[Figure collection entries]
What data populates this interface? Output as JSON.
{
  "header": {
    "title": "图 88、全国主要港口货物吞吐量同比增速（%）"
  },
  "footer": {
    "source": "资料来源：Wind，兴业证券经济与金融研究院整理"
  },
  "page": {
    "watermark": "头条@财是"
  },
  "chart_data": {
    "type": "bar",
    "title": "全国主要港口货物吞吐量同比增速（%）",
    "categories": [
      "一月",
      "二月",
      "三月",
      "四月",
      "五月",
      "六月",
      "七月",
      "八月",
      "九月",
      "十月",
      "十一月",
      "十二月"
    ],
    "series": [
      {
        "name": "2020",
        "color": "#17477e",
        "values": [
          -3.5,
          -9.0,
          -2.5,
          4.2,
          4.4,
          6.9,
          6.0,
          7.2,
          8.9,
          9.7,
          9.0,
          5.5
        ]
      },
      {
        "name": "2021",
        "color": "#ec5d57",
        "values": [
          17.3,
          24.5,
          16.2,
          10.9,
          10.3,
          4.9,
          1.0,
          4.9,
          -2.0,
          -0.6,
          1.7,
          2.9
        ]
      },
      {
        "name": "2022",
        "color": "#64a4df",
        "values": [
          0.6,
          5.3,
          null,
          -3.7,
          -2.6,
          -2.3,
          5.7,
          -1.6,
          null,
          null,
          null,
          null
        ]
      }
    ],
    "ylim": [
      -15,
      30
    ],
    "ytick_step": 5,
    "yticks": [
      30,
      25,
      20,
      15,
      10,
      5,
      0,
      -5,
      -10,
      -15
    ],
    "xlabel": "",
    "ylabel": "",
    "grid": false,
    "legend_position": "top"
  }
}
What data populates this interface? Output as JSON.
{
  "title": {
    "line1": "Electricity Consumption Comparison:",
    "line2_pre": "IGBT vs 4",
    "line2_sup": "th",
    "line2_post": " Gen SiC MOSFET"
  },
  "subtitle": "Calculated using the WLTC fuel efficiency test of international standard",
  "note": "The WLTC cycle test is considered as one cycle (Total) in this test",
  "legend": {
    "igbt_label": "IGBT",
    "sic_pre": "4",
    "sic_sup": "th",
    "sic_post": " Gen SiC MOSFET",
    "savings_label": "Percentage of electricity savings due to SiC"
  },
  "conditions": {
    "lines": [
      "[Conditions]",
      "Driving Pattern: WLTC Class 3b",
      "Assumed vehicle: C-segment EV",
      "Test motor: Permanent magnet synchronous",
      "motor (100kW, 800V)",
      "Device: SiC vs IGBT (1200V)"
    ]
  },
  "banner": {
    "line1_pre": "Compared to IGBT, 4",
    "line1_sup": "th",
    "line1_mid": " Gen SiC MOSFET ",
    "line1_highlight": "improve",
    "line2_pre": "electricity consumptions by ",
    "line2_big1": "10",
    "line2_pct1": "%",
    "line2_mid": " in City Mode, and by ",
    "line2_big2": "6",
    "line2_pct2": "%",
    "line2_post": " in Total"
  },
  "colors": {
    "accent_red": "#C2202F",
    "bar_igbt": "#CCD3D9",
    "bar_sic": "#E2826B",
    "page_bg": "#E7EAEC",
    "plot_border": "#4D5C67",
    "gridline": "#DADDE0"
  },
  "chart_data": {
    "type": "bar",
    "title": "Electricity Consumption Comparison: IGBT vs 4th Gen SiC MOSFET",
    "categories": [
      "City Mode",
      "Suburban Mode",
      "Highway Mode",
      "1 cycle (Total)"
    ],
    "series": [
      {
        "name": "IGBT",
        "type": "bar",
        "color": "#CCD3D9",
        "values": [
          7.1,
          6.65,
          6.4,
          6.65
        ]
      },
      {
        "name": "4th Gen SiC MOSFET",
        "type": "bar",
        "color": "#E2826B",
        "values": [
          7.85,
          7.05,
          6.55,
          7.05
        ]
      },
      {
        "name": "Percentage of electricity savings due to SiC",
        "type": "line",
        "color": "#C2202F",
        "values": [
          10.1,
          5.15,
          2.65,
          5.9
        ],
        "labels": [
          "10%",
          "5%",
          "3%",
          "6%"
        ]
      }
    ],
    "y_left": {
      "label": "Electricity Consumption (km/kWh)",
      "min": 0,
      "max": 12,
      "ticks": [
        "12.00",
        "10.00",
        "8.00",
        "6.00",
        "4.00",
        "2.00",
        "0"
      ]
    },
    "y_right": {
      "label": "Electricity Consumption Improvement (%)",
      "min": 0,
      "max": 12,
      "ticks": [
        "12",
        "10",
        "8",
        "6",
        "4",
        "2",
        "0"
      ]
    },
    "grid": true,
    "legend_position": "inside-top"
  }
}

What needs to be done: Extract from the data every line where "cycle" shows up.

Problem solution:
  "note": "The WLTC cycle test is considered as one cycle (Total) in this test",
      "1 cycle (Total)"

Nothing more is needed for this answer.